» **Work to do**
Please write the listing below out again exactly, leaving every picture behind.

## BEGIN The records

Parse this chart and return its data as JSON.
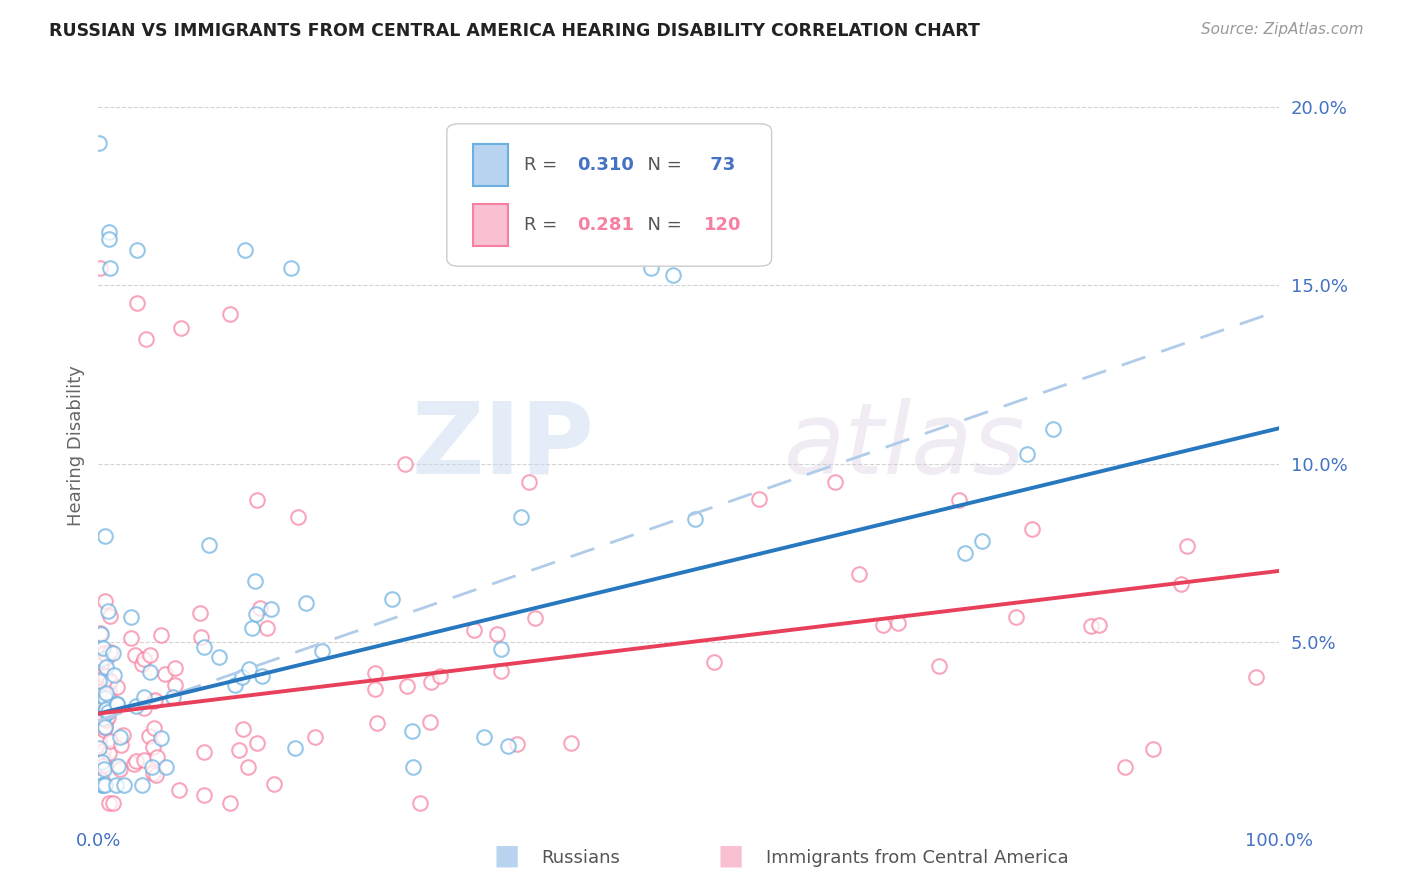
{
  "title": "RUSSIAN VS IMMIGRANTS FROM CENTRAL AMERICA HEARING DISABILITY CORRELATION CHART",
  "source": "Source: ZipAtlas.com",
  "ylabel": "Hearing Disability",
  "watermark": "ZIPatlas",
  "blue_R": "0.310",
  "blue_N": "73",
  "pink_R": "0.281",
  "pink_N": "120",
  "blue_line_intercept": 3.0,
  "blue_line_slope": 0.08,
  "pink_line_intercept": 3.0,
  "pink_line_slope": 0.04,
  "dashed_line_intercept": 2.8,
  "dashed_line_slope": 0.115,
  "background_color": "#ffffff",
  "blue_color": "#6ab0e0",
  "pink_color": "#f780a0",
  "blue_line_color": "#2878c0",
  "pink_line_color": "#e8405a",
  "dashed_color": "#b0cce8",
  "grid_color": "#c8c8c8",
  "axis_color": "#4472c4",
  "title_color": "#222222",
  "watermark_color": "#d0e0f0",
  "ylim": [
    0,
    21
  ],
  "xlim": [
    0,
    100
  ],
  "yticks": [
    5,
    10,
    15,
    20
  ],
  "xticks": [
    0,
    100
  ]
}
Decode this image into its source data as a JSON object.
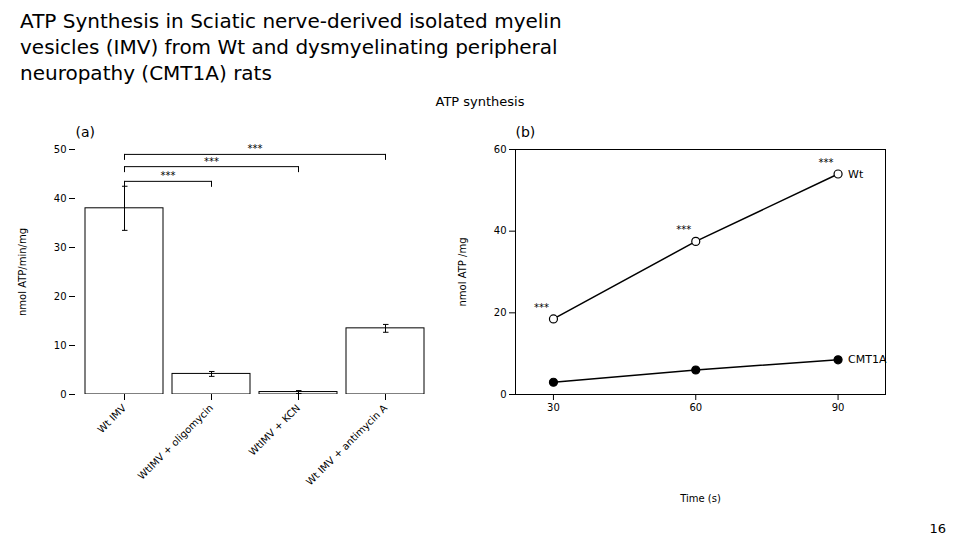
{
  "title": "ATP Synthesis in Sciatic nerve-derived isolated myelin\nvesicles (IMV) from Wt and dysmyelinating peripheral\nneuropathy (CMT1A) rats",
  "subtitle": "ATP synthesis",
  "annotations": [
    "16"
  ],
  "chart_data": [
    {
      "type": "bar",
      "annotations": [
        "(a)"
      ],
      "categories": [
        "Wt IMV",
        "WtIMV + oligomycin",
        "WtIMV + KCN",
        "Wt IMV + antimycin A"
      ],
      "values": [
        38.0,
        4.2,
        0.5,
        13.5
      ],
      "errors": [
        4.5,
        0.5,
        0.3,
        0.8
      ],
      "color": "#ffffff",
      "ylabel": "nmol ATP/min/mg",
      "ylim": [
        0,
        50
      ],
      "yticks": [
        0,
        10,
        20,
        30,
        40,
        50
      ],
      "significance_brackets": [
        {
          "from": "Wt IMV",
          "to": "WtIMV + oligomycin",
          "y": 43.5,
          "label": "***"
        },
        {
          "from": "Wt IMV",
          "to": "WtIMV + KCN",
          "y": 46.5,
          "label": "***"
        },
        {
          "from": "Wt IMV",
          "to": "Wt IMV + antimycin A",
          "y": 49.0,
          "label": "***"
        }
      ]
    },
    {
      "type": "line",
      "annotations": [
        "(b)"
      ],
      "xlabel": "Time (s)",
      "ylabel": "nmol ATP /mg",
      "xlim": [
        22,
        100
      ],
      "xticks": [
        30,
        60,
        90
      ],
      "ylim": [
        0,
        60
      ],
      "yticks": [
        0,
        20,
        40,
        60
      ],
      "x": [
        30,
        60,
        90
      ],
      "series": [
        {
          "name": "Wt",
          "marker": "open_circle",
          "values": [
            18.5,
            37.5,
            54.0
          ],
          "significance_labels": [
            "***",
            "***",
            "***"
          ]
        },
        {
          "name": "CMT1A",
          "marker": "filled_circle",
          "values": [
            3.0,
            6.0,
            8.5
          ]
        }
      ]
    }
  ]
}
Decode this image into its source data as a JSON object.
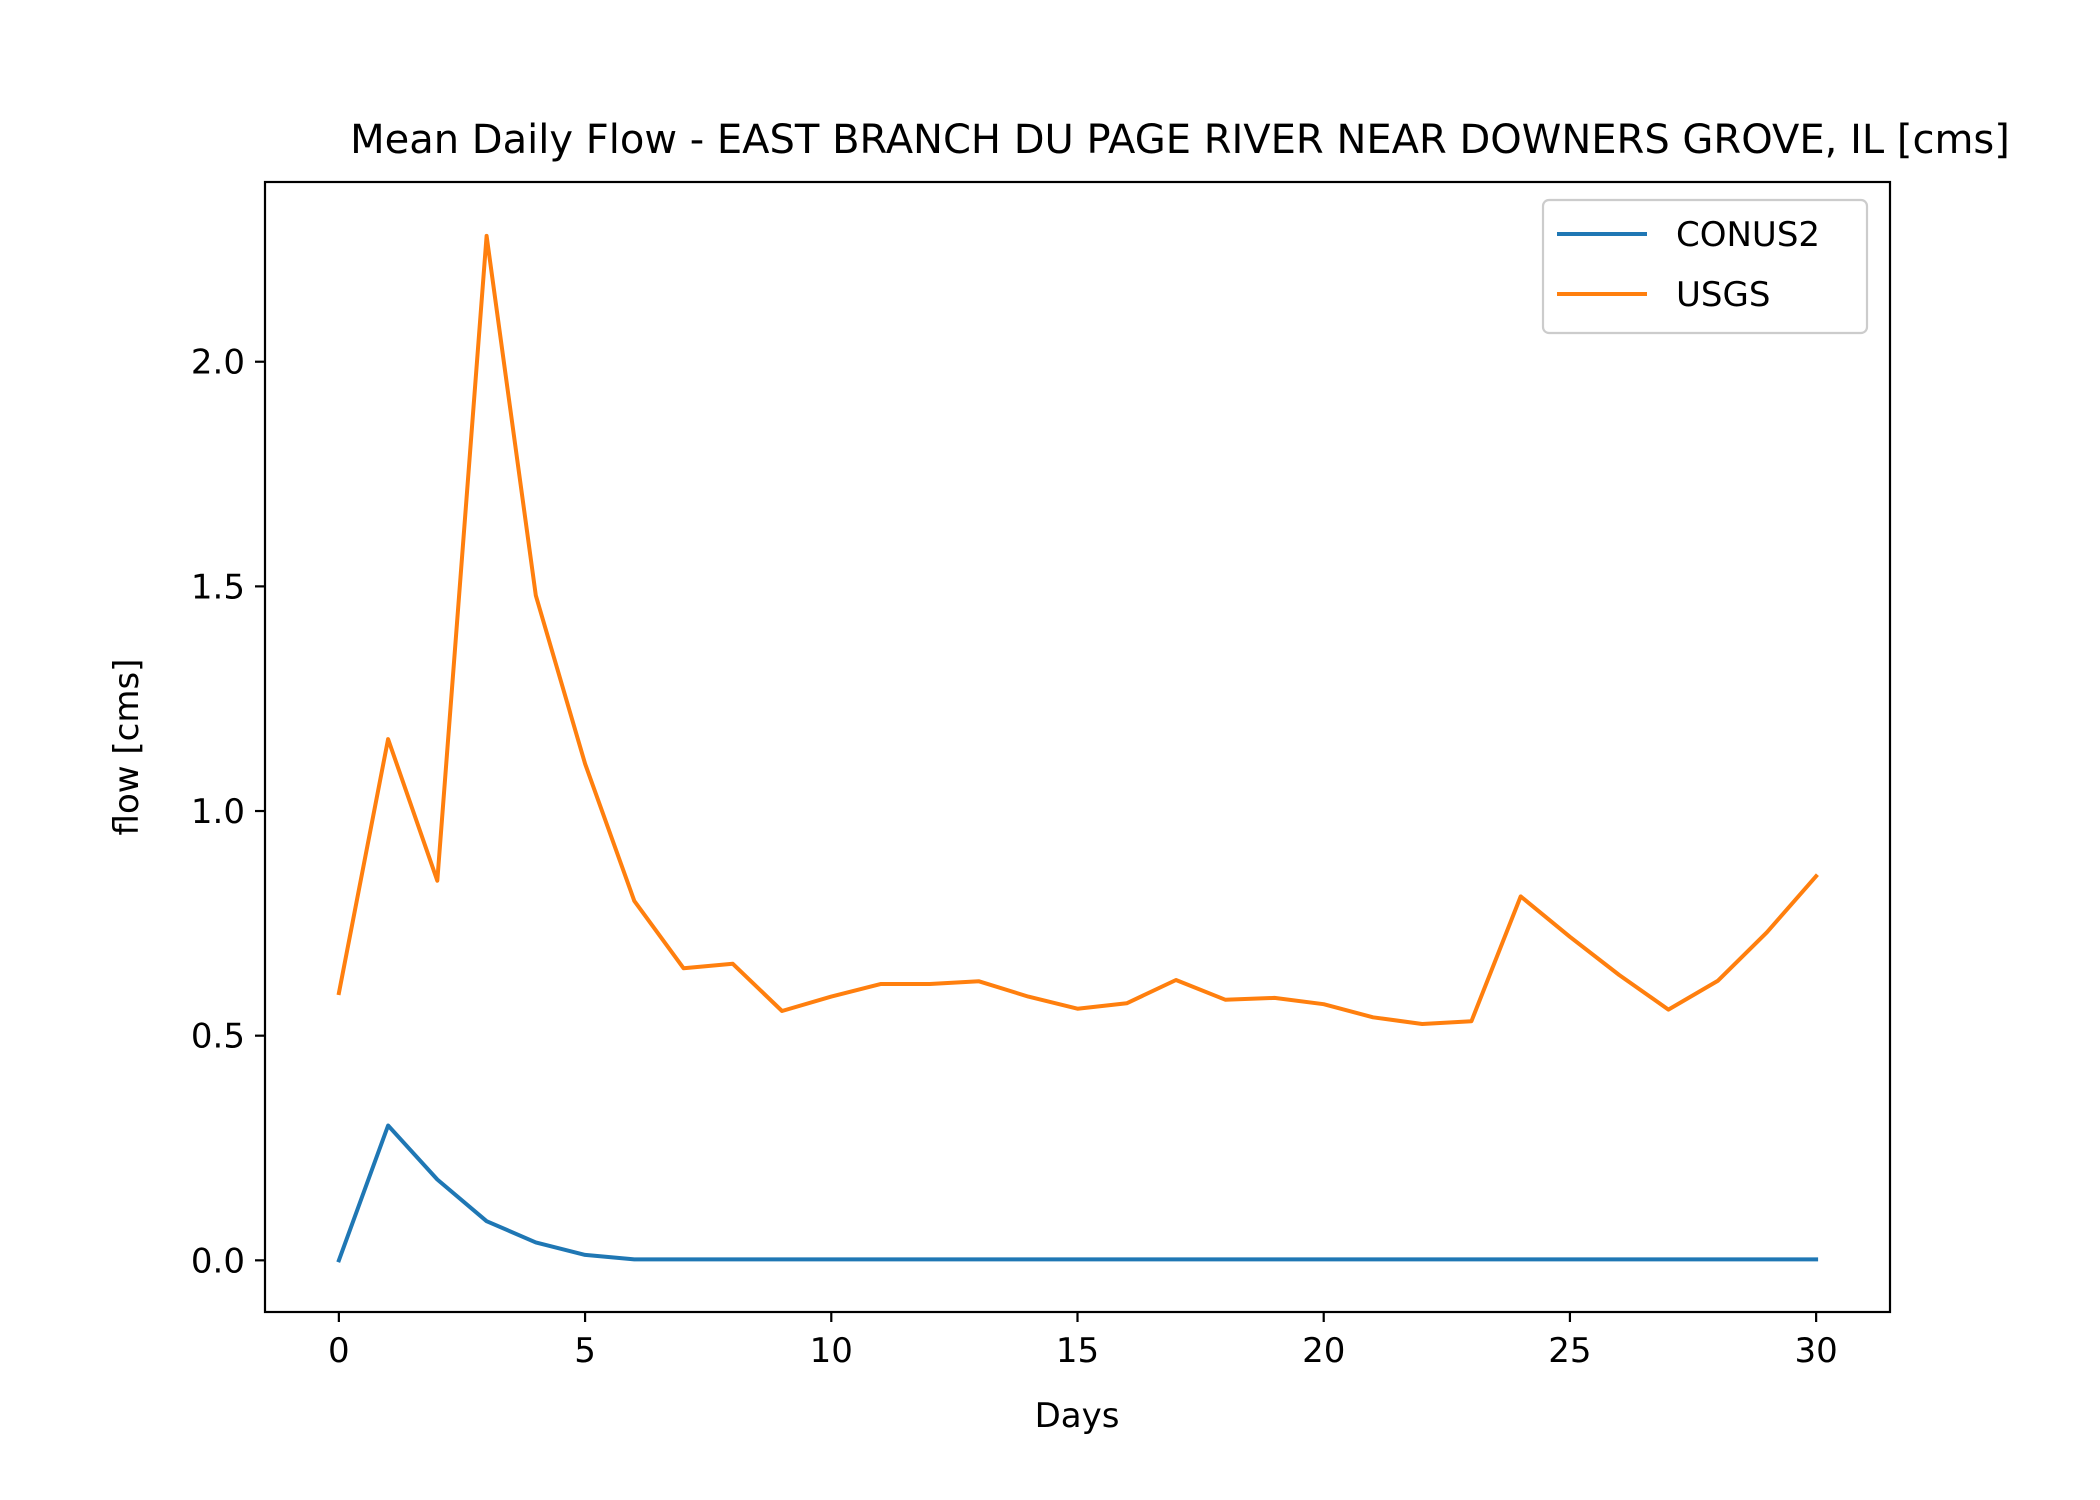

## END The records

» **Full answer**
Parse this chart and return its data as JSON.
{
  "title": "RUSSIAN VS IMMIGRANTS FROM CENTRAL AMERICA HEARING DISABILITY CORRELATION CHART",
  "source": "Source: ZipAtlas.com",
  "ylabel": "Hearing Disability",
  "watermark": "ZIPatlas",
  "blue_R": "0.310",
  "blue_N": "73",
  "pink_R": "0.281",
  "pink_N": "120",
  "blue_line_intercept": 3.0,
  "blue_line_slope": 0.08,
  "pink_line_intercept": 3.0,
  "pink_line_slope": 0.04,
  "dashed_line_intercept": 2.8,
  "dashed_line_slope": 0.115,
  "background_color": "#ffffff",
  "blue_color": "#6ab0e0",
  "pink_color": "#f780a0",
  "blue_line_color": "#2878c0",
  "pink_line_color": "#e8405a",
  "dashed_color": "#b0cce8",
  "grid_color": "#c8c8c8",
  "axis_color": "#4472c4",
  "title_color": "#222222",
  "watermark_color": "#d0e0f0",
  "ylim": [
    0,
    21
  ],
  "xlim": [
    0,
    100
  ],
  "yticks": [
    5,
    10,
    15,
    20
  ],
  "xticks": [
    0,
    100
  ]
}
Decode this image into its source data as a JSON object.
{
  "title": "ATP Synthesis in Sciatic nerve-derived isolated myelin\nvesicles (IMV) from Wt and dysmyelinating peripheral\nneuropathy (CMT1A) rats",
  "subtitle": "ATP synthesis",
  "annotations": [
    "16"
  ],
  "chart_data": [
    {
      "type": "bar",
      "annotations": [
        "(a)"
      ],
      "categories": [
        "Wt IMV",
        "WtIMV + oligomycin",
        "WtIMV + KCN",
        "Wt IMV + antimycin A"
      ],
      "values": [
        38.0,
        4.2,
        0.5,
        13.5
      ],
      "errors": [
        4.5,
        0.5,
        0.3,
        0.8
      ],
      "color": "#ffffff",
      "ylabel": "nmol ATP/min/mg",
      "ylim": [
        0,
        50
      ],
      "yticks": [
        0,
        10,
        20,
        30,
        40,
        50
      ],
      "significance_brackets": [
        {
          "from": "Wt IMV",
          "to": "WtIMV + oligomycin",
          "y": 43.5,
          "label": "***"
        },
        {
          "from": "Wt IMV",
          "to": "WtIMV + KCN",
          "y": 46.5,
          "label": "***"
        },
        {
          "from": "Wt IMV",
          "to": "Wt IMV + antimycin A",
          "y": 49.0,
          "label": "***"
        }
      ]
    },
    {
      "type": "line",
      "annotations": [
        "(b)"
      ],
      "xlabel": "Time (s)",
      "ylabel": "nmol ATP /mg",
      "xlim": [
        22,
        100
      ],
      "xticks": [
        30,
        60,
        90
      ],
      "ylim": [
        0,
        60
      ],
      "yticks": [
        0,
        20,
        40,
        60
      ],
      "x": [
        30,
        60,
        90
      ],
      "series": [
        {
          "name": "Wt",
          "marker": "open_circle",
          "values": [
            18.5,
            37.5,
            54.0
          ],
          "significance_labels": [
            "***",
            "***",
            "***"
          ]
        },
        {
          "name": "CMT1A",
          "marker": "filled_circle",
          "values": [
            3.0,
            6.0,
            8.5
          ]
        }
      ]
    }
  ]
}
Decode this image into its source data as a JSON object.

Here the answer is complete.